BEGIN

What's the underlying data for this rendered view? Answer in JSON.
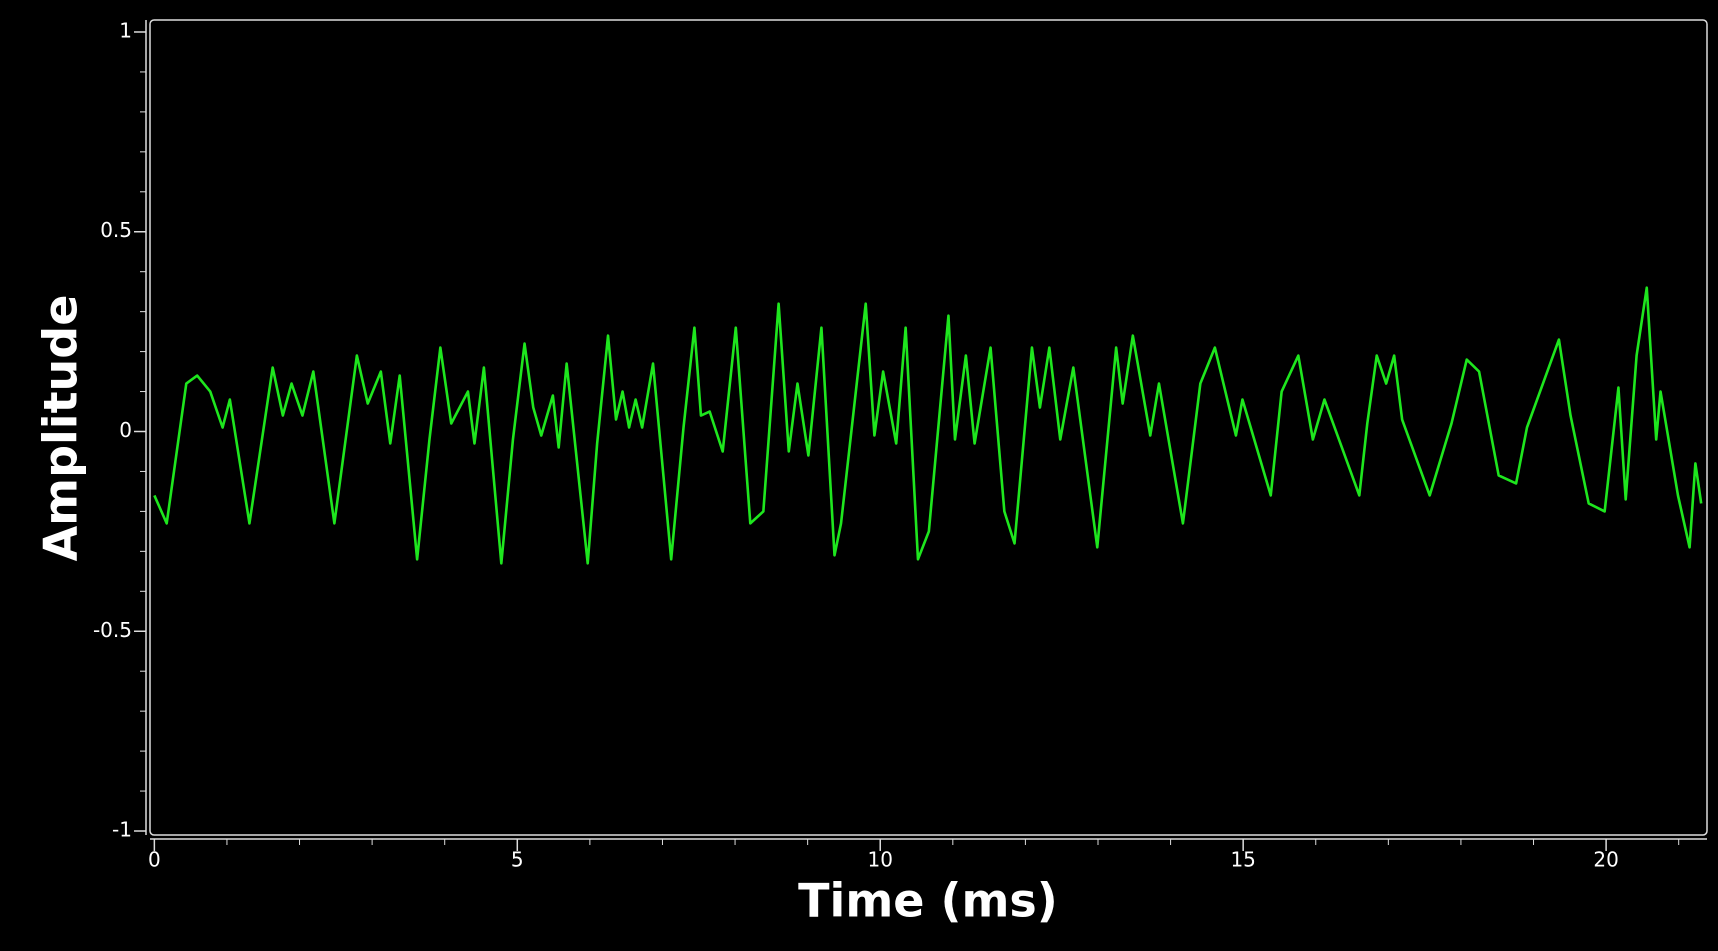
{
  "chart_data": {
    "type": "line",
    "xlabel": "Time (ms)",
    "ylabel": "Amplitude",
    "xlim": [
      -0.06,
      21.39
    ],
    "ylim": [
      -1.01,
      1.03
    ],
    "xticks": [
      0,
      5,
      10,
      15,
      20
    ],
    "yticks": [
      -1,
      -0.5,
      0,
      0.5,
      1
    ],
    "xminorticks": [
      1,
      2,
      3,
      4,
      6,
      7,
      8,
      9,
      11,
      12,
      13,
      14,
      16,
      17,
      18,
      19,
      21
    ],
    "yminorticks": [
      -0.9,
      -0.8,
      -0.7,
      -0.6,
      -0.4,
      -0.3,
      -0.2,
      -0.1,
      0.1,
      0.2,
      0.3,
      0.4,
      0.6,
      0.7,
      0.8,
      0.9
    ],
    "x": [
      0,
      0.17,
      0.44,
      0.59,
      0.77,
      0.94,
      1.04,
      1.31,
      1.63,
      1.77,
      1.89,
      2.04,
      2.19,
      2.48,
      2.79,
      2.94,
      3.12,
      3.25,
      3.38,
      3.62,
      3.79,
      3.94,
      4.09,
      4.32,
      4.41,
      4.54,
      4.78,
      4.94,
      5.1,
      5.22,
      5.33,
      5.49,
      5.57,
      5.68,
      5.97,
      6.1,
      6.25,
      6.36,
      6.45,
      6.54,
      6.63,
      6.72,
      6.87,
      7.12,
      7.29,
      7.44,
      7.53,
      7.65,
      7.83,
      8.01,
      8.21,
      8.39,
      8.6,
      8.74,
      8.86,
      9.01,
      9.19,
      9.37,
      9.46,
      9.8,
      9.92,
      10.04,
      10.22,
      10.35,
      10.52,
      10.67,
      10.94,
      11.03,
      11.18,
      11.3,
      11.52,
      11.71,
      11.85,
      12.09,
      12.2,
      12.33,
      12.48,
      12.66,
      12.99,
      13.25,
      13.34,
      13.48,
      13.72,
      13.84,
      14.17,
      14.41,
      14.61,
      14.9,
      14.99,
      15.38,
      15.53,
      15.76,
      15.96,
      16.12,
      16.6,
      16.71,
      16.84,
      16.97,
      17.08,
      17.19,
      17.57,
      17.87,
      18.08,
      18.25,
      18.52,
      18.76,
      18.91,
      19.35,
      19.51,
      19.76,
      19.98,
      20.17,
      20.27,
      20.42,
      20.56,
      20.69,
      20.75,
      20.99,
      21.15,
      21.23,
      21.31
    ],
    "series": [
      {
        "color": "#1ee61e",
        "values": [
          -0.16,
          -0.23,
          0.12,
          0.14,
          0.1,
          0.01,
          0.08,
          -0.23,
          0.16,
          0.04,
          0.12,
          0.04,
          0.15,
          -0.23,
          0.19,
          0.07,
          0.15,
          -0.03,
          0.14,
          -0.32,
          -0.02,
          0.21,
          0.02,
          0.1,
          -0.03,
          0.16,
          -0.33,
          -0.02,
          0.22,
          0.06,
          -0.01,
          0.09,
          -0.04,
          0.17,
          -0.33,
          -0.03,
          0.24,
          0.03,
          0.1,
          0.01,
          0.08,
          0.01,
          0.17,
          -0.32,
          0.01,
          0.26,
          0.04,
          0.05,
          -0.05,
          0.26,
          -0.23,
          -0.2,
          0.32,
          -0.05,
          0.12,
          -0.06,
          0.26,
          -0.31,
          -0.23,
          0.32,
          -0.01,
          0.15,
          -0.03,
          0.26,
          -0.32,
          -0.25,
          0.29,
          -0.02,
          0.19,
          -0.03,
          0.21,
          -0.2,
          -0.28,
          0.21,
          0.06,
          0.21,
          -0.02,
          0.16,
          -0.29,
          0.21,
          0.07,
          0.24,
          -0.01,
          0.12,
          -0.23,
          0.12,
          0.21,
          -0.01,
          0.08,
          -0.16,
          0.1,
          0.19,
          -0.02,
          0.08,
          -0.16,
          0.02,
          0.19,
          0.12,
          0.19,
          0.03,
          -0.16,
          0.02,
          0.18,
          0.15,
          -0.11,
          -0.13,
          0.01,
          0.23,
          0.04,
          -0.18,
          -0.2,
          0.11,
          -0.17,
          0.19,
          0.36,
          -0.02,
          0.1,
          -0.16,
          -0.29,
          -0.08,
          -0.18
        ]
      }
    ]
  }
}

END

[Brief] Repeat the material above verbatim. Leave the pictures behind.

[Task solution]
What's the underlying data for this rendered view? Answer in JSON.
{
  "chart_data": {
    "type": "line",
    "xlabel": "Time (ms)",
    "ylabel": "Amplitude",
    "xlim": [
      -0.06,
      21.39
    ],
    "ylim": [
      -1.01,
      1.03
    ],
    "xticks": [
      0,
      5,
      10,
      15,
      20
    ],
    "yticks": [
      -1,
      -0.5,
      0,
      0.5,
      1
    ],
    "xminorticks": [
      1,
      2,
      3,
      4,
      6,
      7,
      8,
      9,
      11,
      12,
      13,
      14,
      16,
      17,
      18,
      19,
      21
    ],
    "yminorticks": [
      -0.9,
      -0.8,
      -0.7,
      -0.6,
      -0.4,
      -0.3,
      -0.2,
      -0.1,
      0.1,
      0.2,
      0.3,
      0.4,
      0.6,
      0.7,
      0.8,
      0.9
    ],
    "x": [
      0,
      0.17,
      0.44,
      0.59,
      0.77,
      0.94,
      1.04,
      1.31,
      1.63,
      1.77,
      1.89,
      2.04,
      2.19,
      2.48,
      2.79,
      2.94,
      3.12,
      3.25,
      3.38,
      3.62,
      3.79,
      3.94,
      4.09,
      4.32,
      4.41,
      4.54,
      4.78,
      4.94,
      5.1,
      5.22,
      5.33,
      5.49,
      5.57,
      5.68,
      5.97,
      6.1,
      6.25,
      6.36,
      6.45,
      6.54,
      6.63,
      6.72,
      6.87,
      7.12,
      7.29,
      7.44,
      7.53,
      7.65,
      7.83,
      8.01,
      8.21,
      8.39,
      8.6,
      8.74,
      8.86,
      9.01,
      9.19,
      9.37,
      9.46,
      9.8,
      9.92,
      10.04,
      10.22,
      10.35,
      10.52,
      10.67,
      10.94,
      11.03,
      11.18,
      11.3,
      11.52,
      11.71,
      11.85,
      12.09,
      12.2,
      12.33,
      12.48,
      12.66,
      12.99,
      13.25,
      13.34,
      13.48,
      13.72,
      13.84,
      14.17,
      14.41,
      14.61,
      14.9,
      14.99,
      15.38,
      15.53,
      15.76,
      15.96,
      16.12,
      16.6,
      16.71,
      16.84,
      16.97,
      17.08,
      17.19,
      17.57,
      17.87,
      18.08,
      18.25,
      18.52,
      18.76,
      18.91,
      19.35,
      19.51,
      19.76,
      19.98,
      20.17,
      20.27,
      20.42,
      20.56,
      20.69,
      20.75,
      20.99,
      21.15,
      21.23,
      21.31
    ],
    "series": [
      {
        "color": "#1ee61e",
        "values": [
          -0.16,
          -0.23,
          0.12,
          0.14,
          0.1,
          0.01,
          0.08,
          -0.23,
          0.16,
          0.04,
          0.12,
          0.04,
          0.15,
          -0.23,
          0.19,
          0.07,
          0.15,
          -0.03,
          0.14,
          -0.32,
          -0.02,
          0.21,
          0.02,
          0.1,
          -0.03,
          0.16,
          -0.33,
          -0.02,
          0.22,
          0.06,
          -0.01,
          0.09,
          -0.04,
          0.17,
          -0.33,
          -0.03,
          0.24,
          0.03,
          0.1,
          0.01,
          0.08,
          0.01,
          0.17,
          -0.32,
          0.01,
          0.26,
          0.04,
          0.05,
          -0.05,
          0.26,
          -0.23,
          -0.2,
          0.32,
          -0.05,
          0.12,
          -0.06,
          0.26,
          -0.31,
          -0.23,
          0.32,
          -0.01,
          0.15,
          -0.03,
          0.26,
          -0.32,
          -0.25,
          0.29,
          -0.02,
          0.19,
          -0.03,
          0.21,
          -0.2,
          -0.28,
          0.21,
          0.06,
          0.21,
          -0.02,
          0.16,
          -0.29,
          0.21,
          0.07,
          0.24,
          -0.01,
          0.12,
          -0.23,
          0.12,
          0.21,
          -0.01,
          0.08,
          -0.16,
          0.1,
          0.19,
          -0.02,
          0.08,
          -0.16,
          0.02,
          0.19,
          0.12,
          0.19,
          0.03,
          -0.16,
          0.02,
          0.18,
          0.15,
          -0.11,
          -0.13,
          0.01,
          0.23,
          0.04,
          -0.18,
          -0.2,
          0.11,
          -0.17,
          0.19,
          0.36,
          -0.02,
          0.1,
          -0.16,
          -0.29,
          -0.08,
          -0.18
        ]
      }
    ]
  }
}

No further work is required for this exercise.